>> START LISTED RECORDS

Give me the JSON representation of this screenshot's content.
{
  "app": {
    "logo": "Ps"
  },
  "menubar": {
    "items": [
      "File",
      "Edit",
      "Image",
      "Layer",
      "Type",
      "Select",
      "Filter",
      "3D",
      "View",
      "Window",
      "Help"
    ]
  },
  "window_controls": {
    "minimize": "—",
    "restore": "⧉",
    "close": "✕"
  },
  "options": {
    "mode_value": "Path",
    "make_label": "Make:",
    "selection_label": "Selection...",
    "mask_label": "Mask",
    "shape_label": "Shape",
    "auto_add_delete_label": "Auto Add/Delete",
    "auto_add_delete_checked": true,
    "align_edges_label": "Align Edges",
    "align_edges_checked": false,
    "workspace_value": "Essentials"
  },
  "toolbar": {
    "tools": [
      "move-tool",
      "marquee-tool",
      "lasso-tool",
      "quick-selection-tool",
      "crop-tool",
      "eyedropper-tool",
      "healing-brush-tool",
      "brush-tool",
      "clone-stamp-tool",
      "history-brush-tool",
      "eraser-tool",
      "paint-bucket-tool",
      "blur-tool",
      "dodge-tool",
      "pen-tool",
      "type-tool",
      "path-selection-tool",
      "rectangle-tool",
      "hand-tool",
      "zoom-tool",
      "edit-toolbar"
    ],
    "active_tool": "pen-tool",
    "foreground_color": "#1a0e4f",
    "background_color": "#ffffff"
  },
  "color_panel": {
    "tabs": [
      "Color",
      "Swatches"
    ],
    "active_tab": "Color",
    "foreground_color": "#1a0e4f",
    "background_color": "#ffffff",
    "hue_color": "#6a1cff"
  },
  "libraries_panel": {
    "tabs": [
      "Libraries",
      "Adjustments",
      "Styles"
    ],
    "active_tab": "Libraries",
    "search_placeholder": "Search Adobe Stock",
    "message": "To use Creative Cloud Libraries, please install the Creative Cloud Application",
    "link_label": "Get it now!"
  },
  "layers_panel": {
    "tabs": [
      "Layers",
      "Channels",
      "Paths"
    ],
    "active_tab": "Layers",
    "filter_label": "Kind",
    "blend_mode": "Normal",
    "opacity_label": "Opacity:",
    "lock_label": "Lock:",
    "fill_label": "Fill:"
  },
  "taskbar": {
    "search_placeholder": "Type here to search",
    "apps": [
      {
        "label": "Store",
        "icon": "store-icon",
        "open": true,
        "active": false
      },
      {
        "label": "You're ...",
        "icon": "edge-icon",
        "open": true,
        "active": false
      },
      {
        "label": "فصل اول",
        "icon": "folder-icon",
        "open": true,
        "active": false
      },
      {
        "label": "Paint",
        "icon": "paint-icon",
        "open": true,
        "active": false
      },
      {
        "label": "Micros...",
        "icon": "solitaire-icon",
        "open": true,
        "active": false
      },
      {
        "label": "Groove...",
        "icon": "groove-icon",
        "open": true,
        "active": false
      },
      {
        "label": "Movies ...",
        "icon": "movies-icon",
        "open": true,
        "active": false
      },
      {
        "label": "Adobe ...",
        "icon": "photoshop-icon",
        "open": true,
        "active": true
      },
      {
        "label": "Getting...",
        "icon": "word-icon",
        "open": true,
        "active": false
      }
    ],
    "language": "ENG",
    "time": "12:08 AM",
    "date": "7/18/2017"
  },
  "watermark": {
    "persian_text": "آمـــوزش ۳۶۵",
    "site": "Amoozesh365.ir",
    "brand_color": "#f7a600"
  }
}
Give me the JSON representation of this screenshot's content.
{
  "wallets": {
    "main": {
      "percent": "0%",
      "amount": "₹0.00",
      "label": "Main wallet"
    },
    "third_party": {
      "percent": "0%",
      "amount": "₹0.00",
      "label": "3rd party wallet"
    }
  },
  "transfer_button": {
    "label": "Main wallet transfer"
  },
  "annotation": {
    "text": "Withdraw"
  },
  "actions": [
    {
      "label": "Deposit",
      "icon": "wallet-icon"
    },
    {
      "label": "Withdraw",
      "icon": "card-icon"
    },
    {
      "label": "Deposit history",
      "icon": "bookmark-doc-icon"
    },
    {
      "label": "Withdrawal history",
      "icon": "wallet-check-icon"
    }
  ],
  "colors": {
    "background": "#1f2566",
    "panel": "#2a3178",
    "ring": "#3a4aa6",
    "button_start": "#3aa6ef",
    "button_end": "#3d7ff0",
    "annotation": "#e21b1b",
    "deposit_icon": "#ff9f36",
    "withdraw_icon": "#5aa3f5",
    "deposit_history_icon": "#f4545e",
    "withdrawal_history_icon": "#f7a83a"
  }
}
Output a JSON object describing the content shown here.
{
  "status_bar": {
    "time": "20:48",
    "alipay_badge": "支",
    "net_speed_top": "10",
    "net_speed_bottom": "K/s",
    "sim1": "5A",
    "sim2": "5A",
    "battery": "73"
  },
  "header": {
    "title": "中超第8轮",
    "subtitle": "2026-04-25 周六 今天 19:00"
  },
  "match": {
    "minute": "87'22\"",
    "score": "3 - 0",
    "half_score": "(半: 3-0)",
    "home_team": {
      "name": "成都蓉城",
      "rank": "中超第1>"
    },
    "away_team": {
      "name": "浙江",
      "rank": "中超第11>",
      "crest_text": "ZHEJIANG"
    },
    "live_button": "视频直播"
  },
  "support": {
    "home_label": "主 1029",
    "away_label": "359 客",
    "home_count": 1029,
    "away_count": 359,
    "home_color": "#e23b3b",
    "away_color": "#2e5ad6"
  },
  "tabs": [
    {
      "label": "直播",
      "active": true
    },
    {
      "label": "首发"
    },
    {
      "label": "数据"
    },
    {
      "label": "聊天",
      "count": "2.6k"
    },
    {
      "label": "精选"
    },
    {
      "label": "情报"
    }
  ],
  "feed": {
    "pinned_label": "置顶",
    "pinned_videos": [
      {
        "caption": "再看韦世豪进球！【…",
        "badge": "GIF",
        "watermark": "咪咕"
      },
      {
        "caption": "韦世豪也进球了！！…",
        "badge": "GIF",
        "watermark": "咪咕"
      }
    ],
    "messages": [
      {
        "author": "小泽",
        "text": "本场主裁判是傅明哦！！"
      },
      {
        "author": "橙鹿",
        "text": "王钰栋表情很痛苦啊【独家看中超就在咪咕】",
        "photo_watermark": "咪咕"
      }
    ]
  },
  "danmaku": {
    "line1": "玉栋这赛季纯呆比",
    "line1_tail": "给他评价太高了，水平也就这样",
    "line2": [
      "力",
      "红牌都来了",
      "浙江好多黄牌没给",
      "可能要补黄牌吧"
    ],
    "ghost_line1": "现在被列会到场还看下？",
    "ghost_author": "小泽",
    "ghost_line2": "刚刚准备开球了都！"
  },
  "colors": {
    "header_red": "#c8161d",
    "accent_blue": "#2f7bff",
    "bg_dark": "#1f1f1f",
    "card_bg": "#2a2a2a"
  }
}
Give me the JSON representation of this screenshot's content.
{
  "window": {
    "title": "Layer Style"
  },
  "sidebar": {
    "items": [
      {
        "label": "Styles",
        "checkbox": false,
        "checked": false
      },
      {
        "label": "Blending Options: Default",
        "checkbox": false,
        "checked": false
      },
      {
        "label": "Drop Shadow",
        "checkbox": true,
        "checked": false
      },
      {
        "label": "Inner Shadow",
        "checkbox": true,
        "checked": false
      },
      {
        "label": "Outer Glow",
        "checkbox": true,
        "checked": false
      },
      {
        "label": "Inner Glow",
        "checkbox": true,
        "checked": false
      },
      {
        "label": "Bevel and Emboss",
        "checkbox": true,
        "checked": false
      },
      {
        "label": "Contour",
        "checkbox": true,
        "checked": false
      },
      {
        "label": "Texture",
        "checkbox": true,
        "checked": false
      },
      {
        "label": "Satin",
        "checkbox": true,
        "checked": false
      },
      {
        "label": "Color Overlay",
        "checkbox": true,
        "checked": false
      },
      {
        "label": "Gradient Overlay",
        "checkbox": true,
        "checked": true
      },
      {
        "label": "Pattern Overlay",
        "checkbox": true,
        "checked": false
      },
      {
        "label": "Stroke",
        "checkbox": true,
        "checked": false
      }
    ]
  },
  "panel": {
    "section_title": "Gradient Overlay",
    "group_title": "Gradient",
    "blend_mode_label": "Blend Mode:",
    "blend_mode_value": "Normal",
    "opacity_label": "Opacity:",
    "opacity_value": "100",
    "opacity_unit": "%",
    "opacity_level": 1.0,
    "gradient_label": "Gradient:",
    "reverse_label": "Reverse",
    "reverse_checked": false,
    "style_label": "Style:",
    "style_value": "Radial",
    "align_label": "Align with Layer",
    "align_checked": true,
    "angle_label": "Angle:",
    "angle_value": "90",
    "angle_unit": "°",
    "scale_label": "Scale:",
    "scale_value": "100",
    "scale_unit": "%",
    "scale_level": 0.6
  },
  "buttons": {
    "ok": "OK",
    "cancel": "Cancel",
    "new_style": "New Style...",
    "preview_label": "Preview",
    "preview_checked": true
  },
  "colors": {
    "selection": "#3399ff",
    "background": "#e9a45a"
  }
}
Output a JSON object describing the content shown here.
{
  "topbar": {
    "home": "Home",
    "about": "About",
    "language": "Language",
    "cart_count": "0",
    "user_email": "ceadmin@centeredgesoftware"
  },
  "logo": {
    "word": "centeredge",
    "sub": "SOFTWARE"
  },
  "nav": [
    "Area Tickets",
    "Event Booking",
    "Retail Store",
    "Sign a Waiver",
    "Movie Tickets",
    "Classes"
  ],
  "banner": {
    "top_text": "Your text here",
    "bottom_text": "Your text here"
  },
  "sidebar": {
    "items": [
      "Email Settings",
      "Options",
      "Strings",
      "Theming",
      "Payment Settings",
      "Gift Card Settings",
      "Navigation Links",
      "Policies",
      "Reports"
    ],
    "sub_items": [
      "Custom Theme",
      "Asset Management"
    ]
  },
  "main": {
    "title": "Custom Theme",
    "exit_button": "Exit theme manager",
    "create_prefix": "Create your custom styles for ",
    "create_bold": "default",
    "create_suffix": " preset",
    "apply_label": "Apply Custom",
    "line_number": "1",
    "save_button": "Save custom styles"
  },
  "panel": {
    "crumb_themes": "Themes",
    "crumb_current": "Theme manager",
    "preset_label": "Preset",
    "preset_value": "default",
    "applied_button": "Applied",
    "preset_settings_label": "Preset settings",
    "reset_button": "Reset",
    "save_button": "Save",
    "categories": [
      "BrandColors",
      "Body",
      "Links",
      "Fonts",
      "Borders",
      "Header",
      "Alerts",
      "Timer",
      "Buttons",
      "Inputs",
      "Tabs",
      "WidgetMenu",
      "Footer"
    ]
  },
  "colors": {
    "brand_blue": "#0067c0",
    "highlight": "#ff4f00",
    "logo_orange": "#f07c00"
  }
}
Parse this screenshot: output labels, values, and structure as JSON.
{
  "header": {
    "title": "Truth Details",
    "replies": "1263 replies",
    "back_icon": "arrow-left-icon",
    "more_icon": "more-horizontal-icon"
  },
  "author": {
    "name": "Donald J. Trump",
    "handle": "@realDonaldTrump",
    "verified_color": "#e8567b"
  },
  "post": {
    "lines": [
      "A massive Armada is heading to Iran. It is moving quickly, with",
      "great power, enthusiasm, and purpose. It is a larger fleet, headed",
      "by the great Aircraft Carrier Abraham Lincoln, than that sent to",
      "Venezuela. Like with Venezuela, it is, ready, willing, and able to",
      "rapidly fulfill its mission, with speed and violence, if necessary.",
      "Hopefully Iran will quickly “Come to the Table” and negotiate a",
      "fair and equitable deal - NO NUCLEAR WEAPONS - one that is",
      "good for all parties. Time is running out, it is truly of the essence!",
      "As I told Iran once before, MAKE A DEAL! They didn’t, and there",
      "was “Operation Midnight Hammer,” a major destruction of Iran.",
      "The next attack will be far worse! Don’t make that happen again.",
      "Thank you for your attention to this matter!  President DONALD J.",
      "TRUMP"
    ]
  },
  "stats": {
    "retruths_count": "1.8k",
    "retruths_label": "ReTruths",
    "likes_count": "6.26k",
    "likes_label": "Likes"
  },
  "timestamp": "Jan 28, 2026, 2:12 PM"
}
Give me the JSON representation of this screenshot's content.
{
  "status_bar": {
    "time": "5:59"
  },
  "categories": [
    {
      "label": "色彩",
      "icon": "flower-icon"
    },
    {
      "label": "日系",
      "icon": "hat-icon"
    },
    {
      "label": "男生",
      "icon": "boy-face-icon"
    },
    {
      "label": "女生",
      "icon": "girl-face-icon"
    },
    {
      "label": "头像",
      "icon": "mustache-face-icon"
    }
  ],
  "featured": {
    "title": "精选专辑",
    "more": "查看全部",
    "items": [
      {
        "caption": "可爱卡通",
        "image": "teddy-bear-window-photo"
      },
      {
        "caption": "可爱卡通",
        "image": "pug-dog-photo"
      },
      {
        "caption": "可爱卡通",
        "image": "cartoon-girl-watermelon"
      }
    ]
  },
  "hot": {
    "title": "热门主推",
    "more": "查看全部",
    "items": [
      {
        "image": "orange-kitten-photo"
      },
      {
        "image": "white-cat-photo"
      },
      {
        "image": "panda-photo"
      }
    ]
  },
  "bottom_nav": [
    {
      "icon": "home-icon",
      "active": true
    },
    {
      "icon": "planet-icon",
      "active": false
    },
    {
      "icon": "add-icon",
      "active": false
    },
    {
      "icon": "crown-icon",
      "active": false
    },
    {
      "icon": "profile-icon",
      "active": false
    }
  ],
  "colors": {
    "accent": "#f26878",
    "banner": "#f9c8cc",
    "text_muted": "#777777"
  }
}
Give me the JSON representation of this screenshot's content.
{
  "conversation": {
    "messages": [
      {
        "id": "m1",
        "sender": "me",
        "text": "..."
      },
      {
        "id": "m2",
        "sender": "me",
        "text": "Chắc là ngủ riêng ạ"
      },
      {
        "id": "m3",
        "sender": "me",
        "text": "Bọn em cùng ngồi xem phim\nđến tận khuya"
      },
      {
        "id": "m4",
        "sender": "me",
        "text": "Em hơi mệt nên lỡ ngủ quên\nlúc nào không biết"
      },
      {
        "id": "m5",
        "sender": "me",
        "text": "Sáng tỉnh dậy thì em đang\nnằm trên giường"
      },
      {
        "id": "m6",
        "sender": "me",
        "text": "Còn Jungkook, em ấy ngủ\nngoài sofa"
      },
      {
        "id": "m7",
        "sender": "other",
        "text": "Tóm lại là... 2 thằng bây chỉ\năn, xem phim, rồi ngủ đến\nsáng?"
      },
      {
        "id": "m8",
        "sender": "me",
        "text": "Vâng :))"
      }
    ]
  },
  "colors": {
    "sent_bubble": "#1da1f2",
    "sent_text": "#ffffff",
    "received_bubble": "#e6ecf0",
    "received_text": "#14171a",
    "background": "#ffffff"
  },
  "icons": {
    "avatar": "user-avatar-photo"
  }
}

>> END LISTED RECORDS

[WHAT THE TASK ASKS]
Look through the entries and find each line that has the string "ffffff". Copy those lines.

[REPLY]
    "background_color": "#ffffff"
    "background_color": "#ffffff",
    "sent_text": "#ffffff",
    "background": "#ffffff"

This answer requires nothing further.